(Entries from a dataset)
——————————

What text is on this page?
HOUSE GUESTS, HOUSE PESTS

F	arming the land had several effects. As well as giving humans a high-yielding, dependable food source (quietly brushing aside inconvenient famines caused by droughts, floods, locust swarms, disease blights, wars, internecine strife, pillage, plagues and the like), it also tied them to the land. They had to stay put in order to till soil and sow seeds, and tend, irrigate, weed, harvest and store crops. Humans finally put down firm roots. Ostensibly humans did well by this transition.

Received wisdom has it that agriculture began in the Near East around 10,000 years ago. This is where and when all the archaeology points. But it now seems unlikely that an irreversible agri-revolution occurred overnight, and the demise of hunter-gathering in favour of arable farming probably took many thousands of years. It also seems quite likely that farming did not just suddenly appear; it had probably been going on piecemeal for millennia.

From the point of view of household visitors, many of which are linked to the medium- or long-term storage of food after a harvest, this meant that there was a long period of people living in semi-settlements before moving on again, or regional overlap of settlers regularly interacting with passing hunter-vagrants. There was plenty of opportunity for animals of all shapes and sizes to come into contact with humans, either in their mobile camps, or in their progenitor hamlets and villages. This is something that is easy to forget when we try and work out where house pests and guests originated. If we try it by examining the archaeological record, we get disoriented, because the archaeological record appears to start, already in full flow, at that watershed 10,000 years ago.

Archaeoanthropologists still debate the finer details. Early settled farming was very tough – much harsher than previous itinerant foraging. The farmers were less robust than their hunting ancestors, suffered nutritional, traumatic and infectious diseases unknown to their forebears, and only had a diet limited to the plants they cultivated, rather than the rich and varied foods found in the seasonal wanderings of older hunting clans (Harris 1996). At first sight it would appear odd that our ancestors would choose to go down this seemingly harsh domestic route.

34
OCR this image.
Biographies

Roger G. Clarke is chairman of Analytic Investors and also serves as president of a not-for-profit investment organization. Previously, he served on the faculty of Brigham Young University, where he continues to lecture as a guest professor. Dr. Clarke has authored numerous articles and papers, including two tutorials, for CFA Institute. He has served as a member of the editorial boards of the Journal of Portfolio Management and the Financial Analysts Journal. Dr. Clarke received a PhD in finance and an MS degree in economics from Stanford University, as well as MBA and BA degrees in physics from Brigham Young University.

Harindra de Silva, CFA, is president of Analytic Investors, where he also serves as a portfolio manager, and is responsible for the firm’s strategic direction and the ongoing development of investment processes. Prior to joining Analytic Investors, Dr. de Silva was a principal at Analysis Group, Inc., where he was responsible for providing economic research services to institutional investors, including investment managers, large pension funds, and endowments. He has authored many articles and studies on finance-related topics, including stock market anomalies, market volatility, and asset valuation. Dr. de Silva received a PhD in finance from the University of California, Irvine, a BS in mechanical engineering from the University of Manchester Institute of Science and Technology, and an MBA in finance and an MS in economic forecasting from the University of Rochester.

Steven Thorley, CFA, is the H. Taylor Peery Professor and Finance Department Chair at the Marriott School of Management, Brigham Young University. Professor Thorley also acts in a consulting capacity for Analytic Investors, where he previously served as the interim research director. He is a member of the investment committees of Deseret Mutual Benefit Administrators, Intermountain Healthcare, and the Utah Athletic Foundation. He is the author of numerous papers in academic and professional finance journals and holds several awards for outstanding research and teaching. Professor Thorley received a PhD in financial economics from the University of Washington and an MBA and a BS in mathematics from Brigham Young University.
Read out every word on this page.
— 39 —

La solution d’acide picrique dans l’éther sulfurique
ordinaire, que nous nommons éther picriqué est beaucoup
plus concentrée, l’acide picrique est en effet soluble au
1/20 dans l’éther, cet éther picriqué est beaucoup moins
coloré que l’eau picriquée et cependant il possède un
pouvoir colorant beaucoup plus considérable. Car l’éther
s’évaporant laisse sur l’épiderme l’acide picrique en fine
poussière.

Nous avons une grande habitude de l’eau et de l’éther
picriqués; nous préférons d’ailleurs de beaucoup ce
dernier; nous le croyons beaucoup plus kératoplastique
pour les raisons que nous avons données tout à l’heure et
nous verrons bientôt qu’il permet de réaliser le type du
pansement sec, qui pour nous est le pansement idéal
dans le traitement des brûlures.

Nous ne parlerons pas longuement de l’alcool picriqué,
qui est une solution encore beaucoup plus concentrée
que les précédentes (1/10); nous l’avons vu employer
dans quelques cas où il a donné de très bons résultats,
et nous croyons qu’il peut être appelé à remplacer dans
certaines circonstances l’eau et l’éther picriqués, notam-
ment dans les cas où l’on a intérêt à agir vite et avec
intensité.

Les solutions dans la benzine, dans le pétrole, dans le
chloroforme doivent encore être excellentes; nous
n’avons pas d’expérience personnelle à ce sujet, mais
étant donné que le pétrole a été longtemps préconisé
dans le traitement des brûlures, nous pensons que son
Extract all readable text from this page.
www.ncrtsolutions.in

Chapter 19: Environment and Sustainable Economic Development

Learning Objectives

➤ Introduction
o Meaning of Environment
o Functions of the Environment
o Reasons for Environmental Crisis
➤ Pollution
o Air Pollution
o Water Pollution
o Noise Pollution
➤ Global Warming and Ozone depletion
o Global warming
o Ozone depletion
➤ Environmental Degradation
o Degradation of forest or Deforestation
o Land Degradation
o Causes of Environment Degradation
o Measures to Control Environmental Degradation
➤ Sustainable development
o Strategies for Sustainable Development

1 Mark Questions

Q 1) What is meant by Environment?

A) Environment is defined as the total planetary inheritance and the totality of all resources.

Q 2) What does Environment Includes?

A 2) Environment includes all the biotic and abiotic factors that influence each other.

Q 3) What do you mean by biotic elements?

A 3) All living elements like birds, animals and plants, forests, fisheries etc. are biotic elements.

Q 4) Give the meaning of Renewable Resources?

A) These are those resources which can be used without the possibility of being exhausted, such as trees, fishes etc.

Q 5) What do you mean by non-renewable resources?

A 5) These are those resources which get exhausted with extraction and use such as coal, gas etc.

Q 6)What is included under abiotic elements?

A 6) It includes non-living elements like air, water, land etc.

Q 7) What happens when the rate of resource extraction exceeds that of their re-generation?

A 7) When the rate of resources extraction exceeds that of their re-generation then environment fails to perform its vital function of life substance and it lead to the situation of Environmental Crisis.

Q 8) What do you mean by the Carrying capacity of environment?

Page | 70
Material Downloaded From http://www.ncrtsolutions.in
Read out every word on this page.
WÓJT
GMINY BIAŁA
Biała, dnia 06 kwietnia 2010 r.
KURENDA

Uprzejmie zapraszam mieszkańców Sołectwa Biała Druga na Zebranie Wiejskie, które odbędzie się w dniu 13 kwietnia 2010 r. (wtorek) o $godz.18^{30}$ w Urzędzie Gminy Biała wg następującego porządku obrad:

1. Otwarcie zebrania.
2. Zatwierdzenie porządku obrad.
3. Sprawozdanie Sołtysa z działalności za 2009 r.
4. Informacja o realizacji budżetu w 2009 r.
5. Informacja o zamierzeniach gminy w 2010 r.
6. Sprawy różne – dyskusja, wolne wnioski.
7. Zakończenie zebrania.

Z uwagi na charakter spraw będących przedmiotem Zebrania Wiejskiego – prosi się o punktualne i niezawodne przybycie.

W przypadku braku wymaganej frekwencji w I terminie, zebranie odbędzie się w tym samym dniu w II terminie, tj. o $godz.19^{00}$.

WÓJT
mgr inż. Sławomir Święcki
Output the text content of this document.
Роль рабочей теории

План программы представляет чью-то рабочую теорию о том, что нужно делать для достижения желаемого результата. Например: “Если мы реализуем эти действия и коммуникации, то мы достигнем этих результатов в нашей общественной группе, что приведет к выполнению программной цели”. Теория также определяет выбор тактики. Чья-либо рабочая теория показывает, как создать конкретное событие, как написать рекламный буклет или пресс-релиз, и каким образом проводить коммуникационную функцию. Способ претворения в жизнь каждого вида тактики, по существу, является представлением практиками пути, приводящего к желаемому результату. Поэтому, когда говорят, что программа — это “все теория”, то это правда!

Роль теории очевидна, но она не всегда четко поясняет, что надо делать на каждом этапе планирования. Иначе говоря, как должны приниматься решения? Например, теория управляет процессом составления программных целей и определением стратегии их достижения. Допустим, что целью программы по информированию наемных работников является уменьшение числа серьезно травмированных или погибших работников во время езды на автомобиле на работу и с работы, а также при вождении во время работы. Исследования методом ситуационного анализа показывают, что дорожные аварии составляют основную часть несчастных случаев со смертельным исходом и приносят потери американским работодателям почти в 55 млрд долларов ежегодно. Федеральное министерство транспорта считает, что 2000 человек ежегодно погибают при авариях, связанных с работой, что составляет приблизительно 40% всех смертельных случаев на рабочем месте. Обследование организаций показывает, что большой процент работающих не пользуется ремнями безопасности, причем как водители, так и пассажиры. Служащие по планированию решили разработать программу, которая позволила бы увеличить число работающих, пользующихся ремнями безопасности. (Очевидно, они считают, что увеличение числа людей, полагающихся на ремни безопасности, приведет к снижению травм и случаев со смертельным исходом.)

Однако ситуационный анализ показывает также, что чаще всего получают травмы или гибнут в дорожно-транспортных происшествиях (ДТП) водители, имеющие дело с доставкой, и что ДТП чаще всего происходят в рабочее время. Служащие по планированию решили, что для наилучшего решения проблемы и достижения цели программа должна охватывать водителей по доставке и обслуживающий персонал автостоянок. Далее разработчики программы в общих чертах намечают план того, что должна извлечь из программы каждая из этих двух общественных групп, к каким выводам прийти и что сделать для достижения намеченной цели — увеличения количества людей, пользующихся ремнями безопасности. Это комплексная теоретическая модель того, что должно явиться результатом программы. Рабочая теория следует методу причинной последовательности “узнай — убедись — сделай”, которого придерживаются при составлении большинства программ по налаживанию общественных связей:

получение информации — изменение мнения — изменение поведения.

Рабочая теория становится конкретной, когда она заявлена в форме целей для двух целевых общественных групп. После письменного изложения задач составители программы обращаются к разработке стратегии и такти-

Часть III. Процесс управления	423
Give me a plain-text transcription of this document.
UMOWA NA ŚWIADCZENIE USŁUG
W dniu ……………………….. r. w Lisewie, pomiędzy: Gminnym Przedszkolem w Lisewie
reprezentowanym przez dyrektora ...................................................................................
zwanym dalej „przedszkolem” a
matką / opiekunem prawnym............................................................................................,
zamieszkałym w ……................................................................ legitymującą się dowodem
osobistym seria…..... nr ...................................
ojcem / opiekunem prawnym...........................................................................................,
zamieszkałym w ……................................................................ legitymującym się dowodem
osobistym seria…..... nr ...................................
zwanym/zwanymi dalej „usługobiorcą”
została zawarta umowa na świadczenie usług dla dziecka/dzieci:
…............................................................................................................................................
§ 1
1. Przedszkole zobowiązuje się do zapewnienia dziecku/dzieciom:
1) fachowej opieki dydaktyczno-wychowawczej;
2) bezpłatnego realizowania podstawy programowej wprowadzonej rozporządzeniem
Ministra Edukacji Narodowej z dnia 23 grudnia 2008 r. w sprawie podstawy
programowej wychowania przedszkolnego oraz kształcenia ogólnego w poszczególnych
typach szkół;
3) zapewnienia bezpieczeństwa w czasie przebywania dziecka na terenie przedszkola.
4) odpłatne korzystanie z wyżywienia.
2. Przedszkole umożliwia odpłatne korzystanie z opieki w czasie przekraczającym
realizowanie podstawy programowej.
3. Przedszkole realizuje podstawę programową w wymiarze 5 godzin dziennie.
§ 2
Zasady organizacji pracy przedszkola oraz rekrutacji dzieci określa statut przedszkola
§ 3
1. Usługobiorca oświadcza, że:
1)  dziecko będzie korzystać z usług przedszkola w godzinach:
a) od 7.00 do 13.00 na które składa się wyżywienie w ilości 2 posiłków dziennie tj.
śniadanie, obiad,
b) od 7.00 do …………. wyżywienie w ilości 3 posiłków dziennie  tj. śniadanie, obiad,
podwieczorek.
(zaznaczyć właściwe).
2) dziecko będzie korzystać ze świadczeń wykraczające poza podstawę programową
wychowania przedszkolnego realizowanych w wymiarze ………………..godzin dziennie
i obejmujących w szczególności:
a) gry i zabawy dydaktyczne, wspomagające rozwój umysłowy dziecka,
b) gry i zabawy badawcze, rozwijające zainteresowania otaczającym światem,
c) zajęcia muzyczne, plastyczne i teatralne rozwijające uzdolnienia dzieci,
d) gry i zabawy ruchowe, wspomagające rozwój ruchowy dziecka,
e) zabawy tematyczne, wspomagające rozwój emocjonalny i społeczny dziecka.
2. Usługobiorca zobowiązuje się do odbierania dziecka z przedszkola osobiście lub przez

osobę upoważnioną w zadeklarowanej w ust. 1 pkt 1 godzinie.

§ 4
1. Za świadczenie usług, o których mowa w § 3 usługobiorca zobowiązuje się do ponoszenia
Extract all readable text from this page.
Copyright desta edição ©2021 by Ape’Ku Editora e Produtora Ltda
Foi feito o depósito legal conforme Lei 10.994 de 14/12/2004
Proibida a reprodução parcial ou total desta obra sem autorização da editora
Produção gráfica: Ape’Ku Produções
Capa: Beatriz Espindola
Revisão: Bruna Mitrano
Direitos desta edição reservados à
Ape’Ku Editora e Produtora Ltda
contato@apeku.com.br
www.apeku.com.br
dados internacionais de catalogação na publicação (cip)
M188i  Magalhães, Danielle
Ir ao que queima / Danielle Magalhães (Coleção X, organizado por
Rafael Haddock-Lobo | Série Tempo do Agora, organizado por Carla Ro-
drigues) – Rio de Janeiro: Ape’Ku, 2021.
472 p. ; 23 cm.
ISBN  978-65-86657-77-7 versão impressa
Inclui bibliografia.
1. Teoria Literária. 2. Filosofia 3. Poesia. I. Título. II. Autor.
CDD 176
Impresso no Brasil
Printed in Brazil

——————————

• WRITTEN INSTRUCTION: Copy out every line in the entries above that holds "exhausted".

• RESPONSE TO THIS EXERCISE:
A) These are those resources which can be used without the possibility of being exhausted, such as trees, fishes etc.
A 5) These are those resources which get exhausted with extraction and use such as coal, gas etc.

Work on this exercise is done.